> **SUPPLIED DATA**:
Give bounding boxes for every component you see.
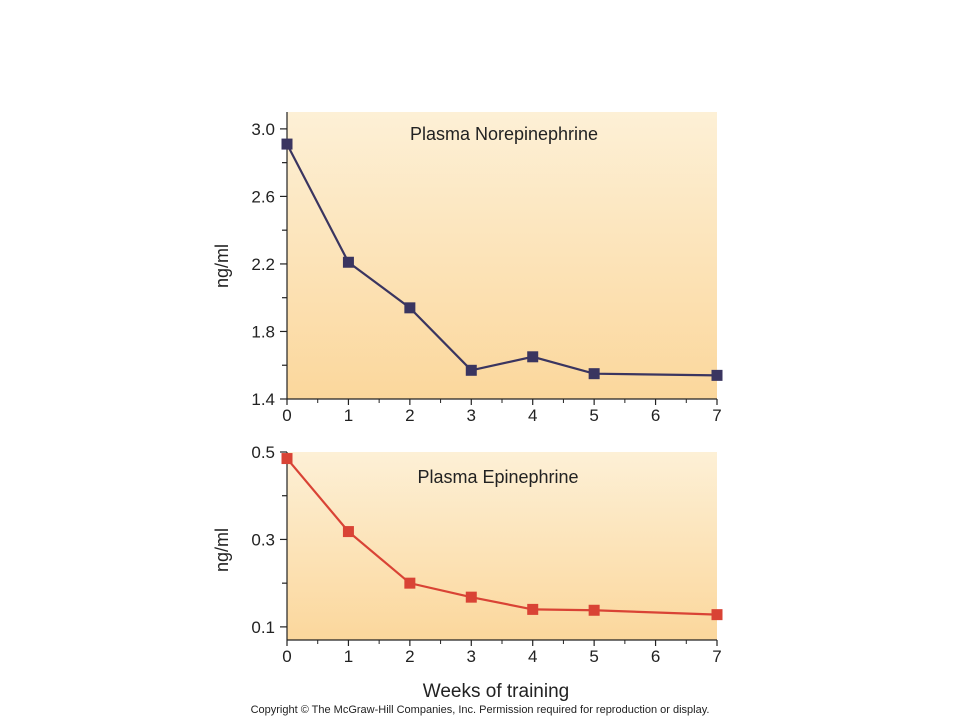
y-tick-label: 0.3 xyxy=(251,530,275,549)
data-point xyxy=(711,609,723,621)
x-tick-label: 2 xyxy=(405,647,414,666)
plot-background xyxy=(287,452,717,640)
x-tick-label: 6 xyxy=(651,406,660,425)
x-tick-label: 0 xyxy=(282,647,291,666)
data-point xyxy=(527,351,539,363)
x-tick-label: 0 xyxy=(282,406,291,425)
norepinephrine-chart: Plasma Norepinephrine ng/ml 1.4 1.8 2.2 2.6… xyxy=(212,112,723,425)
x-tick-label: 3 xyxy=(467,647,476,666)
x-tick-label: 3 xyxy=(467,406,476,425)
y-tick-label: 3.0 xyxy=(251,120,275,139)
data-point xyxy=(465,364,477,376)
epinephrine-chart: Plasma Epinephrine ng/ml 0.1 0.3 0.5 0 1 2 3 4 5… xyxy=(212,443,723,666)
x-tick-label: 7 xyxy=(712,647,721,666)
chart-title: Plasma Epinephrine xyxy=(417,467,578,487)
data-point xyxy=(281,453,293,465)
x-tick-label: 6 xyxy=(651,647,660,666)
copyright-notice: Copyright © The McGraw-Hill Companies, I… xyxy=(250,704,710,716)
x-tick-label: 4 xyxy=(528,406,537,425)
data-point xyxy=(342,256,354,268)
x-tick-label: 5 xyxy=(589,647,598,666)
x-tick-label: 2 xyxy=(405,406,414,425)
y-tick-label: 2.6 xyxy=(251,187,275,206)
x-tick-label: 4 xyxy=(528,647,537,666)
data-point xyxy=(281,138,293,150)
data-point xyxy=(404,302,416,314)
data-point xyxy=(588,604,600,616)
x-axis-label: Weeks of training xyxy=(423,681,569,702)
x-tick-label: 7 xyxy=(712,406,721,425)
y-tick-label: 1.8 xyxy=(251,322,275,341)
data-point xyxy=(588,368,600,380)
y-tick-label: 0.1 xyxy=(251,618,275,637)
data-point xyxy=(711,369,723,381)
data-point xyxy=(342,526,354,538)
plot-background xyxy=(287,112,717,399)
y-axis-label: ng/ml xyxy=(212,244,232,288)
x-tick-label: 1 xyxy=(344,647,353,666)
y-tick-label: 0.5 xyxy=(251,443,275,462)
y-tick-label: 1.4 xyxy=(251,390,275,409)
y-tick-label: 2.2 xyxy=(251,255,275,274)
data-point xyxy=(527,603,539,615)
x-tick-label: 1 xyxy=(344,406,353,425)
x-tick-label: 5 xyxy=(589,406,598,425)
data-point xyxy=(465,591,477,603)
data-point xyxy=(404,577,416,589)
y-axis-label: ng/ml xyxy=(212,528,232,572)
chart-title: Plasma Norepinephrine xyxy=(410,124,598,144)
* * *
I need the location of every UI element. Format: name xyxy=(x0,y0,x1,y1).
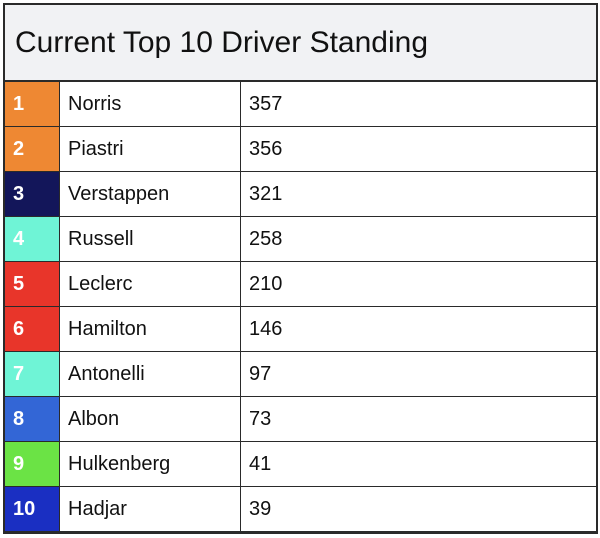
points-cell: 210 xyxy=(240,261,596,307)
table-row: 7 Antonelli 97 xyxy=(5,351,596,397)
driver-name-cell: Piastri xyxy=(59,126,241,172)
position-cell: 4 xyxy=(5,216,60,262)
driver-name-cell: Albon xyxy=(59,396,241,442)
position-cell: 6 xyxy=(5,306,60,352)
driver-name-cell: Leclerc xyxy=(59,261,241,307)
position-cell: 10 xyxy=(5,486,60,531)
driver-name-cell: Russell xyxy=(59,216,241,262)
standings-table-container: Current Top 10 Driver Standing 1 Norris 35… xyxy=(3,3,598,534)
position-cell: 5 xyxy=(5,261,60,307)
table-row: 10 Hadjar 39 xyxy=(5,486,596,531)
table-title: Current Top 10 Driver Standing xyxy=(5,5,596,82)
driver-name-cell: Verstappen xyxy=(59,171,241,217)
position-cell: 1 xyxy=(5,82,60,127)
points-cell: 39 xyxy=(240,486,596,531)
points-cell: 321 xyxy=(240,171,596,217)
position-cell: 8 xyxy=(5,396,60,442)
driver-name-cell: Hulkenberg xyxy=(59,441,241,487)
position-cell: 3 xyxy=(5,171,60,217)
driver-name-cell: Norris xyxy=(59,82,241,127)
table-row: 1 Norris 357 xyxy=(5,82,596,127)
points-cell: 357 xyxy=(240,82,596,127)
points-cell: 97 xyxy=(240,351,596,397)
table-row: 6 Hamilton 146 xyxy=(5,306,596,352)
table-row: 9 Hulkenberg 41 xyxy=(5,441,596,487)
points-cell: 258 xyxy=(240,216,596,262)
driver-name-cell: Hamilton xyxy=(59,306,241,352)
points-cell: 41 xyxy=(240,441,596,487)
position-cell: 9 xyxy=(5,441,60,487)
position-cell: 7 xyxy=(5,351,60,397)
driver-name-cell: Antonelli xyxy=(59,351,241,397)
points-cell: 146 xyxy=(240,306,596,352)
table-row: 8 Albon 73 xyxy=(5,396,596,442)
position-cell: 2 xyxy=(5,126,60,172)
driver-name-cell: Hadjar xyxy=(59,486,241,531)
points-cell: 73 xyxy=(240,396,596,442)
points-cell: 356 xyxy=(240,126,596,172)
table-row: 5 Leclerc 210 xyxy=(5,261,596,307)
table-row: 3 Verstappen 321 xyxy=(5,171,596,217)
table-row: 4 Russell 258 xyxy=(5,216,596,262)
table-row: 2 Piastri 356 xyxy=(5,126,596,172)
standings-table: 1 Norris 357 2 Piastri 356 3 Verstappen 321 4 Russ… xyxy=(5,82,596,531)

> **TASK**:
Can you give back everything from the line containing "y-tick-label: 0.3 xyxy=(251,530,275,549)" down to the line containing "norepinephrine-chart: Plasma Norepinephrine" with "data-point" swapped for "marker" and nothing else altered? Return only those lines.

> **CORRECT RESULT**:
y-tick-label: 0.3 xyxy=(251,530,275,549)
marker xyxy=(711,609,723,621)
x-tick-label: 2 xyxy=(405,647,414,666)
plot-background xyxy=(287,452,717,640)
x-tick-label: 6 xyxy=(651,406,660,425)
x-tick-label: 0 xyxy=(282,647,291,666)
marker xyxy=(527,351,539,363)
x-tick-label: 0 xyxy=(282,406,291,425)
norepinephrine-chart: Plasma Norepinephrine ng/ml 1.4 1.8 2.2 2.6… xyxy=(212,112,723,425)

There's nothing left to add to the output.